- **Dataset excerpts**:
Start of Block

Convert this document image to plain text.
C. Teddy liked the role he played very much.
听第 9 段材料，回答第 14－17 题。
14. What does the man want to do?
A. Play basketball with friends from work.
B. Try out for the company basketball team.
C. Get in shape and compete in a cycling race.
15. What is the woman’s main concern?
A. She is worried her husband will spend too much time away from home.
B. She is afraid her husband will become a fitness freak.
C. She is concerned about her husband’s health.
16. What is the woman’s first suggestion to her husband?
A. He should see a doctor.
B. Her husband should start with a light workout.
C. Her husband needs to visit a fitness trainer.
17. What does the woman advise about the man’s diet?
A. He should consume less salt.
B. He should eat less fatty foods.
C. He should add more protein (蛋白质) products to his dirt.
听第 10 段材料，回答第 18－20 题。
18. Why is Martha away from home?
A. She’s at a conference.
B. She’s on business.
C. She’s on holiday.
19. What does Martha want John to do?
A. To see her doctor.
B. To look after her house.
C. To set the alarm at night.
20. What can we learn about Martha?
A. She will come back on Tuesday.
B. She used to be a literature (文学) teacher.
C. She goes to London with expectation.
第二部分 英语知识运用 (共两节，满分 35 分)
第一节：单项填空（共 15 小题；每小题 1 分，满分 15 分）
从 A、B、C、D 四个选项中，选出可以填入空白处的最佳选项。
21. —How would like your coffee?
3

End of Block

- **Required action**:
Transcribe every record above exactly.

- **Your response**:
Convert this document image to plain text.
C. Teddy liked the role he played very much.
听第 9 段材料，回答第 14－17 题。
14. What does the man want to do?
A. Play basketball with friends from work.
B. Try out for the company basketball team.
C. Get in shape and compete in a cycling race.
15. What is the woman’s main concern?
A. She is worried her husband will spend too much time away from home.
B. She is afraid her husband will become a fitness freak.
C. She is concerned about her husband’s health.
16. What is the woman’s first suggestion to her husband?
A. He should see a doctor.
B. Her husband should start with a light workout.
C. Her husband needs to visit a fitness trainer.
17. What does the woman advise about the man’s diet?
A. He should consume less salt.
B. He should eat less fatty foods.
C. He should add more protein (蛋白质) products to his dirt.
听第 10 段材料，回答第 18－20 题。
18. Why is Martha away from home?
A. She’s at a conference.
B. She’s on business.
C. She’s on holiday.
19. What does Martha want John to do?
A. To see her doctor.
B. To look after her house.
C. To set the alarm at night.
20. What can we learn about Martha?
A. She will come back on Tuesday.
B. She used to be a literature (文学) teacher.
C. She goes to London with expectation.
第二部分 英语知识运用 (共两节，满分 35 分)
第一节：单项填空（共 15 小题；每小题 1 分，满分 15 分）
从 A、B、C、D 四个选项中，选出可以填入空白处的最佳选项。
21. —How would like your coffee?
3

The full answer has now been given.